**Task statement**
Reply with one number: the count of lines in the listing that contain the string "Flora".

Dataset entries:

** start **

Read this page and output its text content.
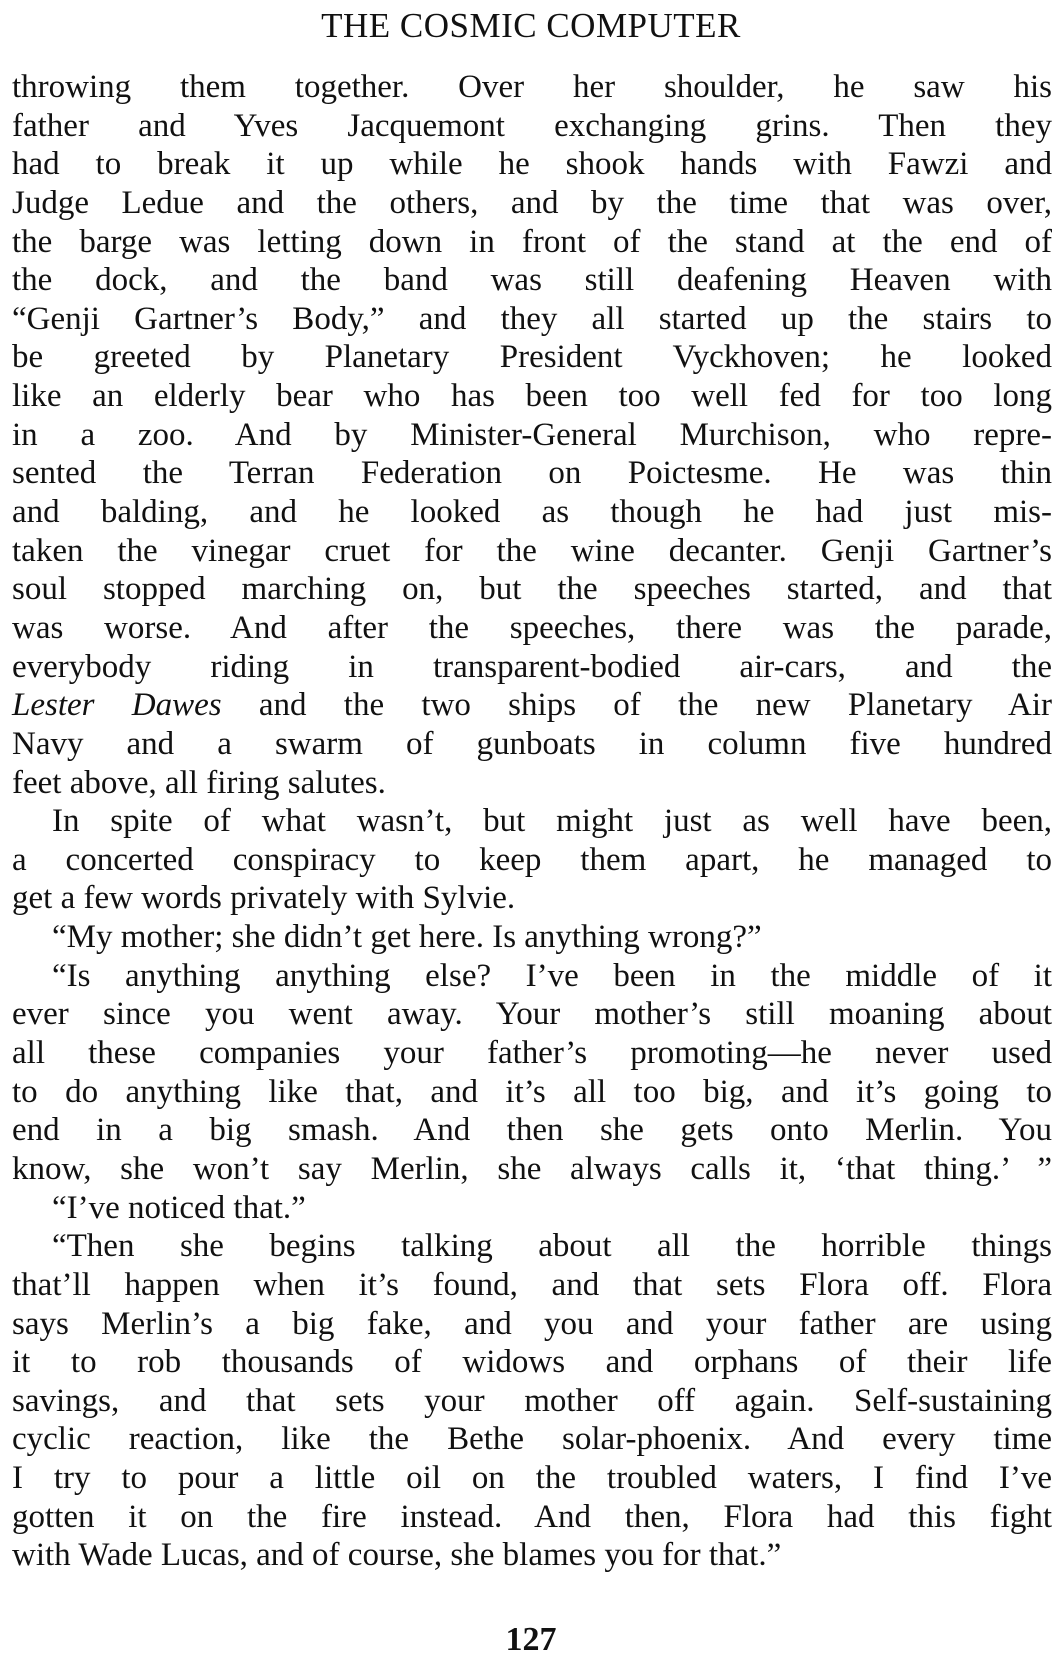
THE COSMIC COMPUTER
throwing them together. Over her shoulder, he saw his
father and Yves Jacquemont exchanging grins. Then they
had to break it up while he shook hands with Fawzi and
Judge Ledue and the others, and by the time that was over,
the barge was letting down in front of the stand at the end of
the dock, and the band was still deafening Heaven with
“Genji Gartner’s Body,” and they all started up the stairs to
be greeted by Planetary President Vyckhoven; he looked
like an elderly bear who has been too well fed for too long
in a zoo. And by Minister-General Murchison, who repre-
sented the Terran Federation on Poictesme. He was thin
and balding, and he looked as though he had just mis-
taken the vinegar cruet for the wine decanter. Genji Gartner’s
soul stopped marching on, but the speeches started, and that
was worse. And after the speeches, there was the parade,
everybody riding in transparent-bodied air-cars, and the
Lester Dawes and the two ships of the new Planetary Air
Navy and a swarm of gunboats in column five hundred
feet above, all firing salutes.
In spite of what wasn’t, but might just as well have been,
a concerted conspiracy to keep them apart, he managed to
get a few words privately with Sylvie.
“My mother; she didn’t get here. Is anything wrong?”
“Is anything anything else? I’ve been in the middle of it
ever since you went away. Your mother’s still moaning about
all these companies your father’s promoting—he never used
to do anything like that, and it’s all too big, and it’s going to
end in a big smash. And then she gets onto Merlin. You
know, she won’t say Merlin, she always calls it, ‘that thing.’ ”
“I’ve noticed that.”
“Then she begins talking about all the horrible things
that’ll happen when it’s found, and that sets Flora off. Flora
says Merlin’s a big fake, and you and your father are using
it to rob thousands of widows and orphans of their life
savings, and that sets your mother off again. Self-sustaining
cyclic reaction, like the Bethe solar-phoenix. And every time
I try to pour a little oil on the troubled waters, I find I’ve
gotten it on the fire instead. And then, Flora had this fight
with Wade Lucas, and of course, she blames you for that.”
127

** end **
** start **

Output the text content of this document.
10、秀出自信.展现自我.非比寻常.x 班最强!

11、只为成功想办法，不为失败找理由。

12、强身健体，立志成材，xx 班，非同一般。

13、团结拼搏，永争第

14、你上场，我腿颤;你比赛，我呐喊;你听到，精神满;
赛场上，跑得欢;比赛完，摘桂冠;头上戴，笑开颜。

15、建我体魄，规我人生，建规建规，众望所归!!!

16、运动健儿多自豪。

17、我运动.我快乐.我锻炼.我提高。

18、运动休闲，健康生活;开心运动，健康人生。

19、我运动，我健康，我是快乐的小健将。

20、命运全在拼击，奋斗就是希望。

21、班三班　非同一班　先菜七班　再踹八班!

** end **

**Task answer**
2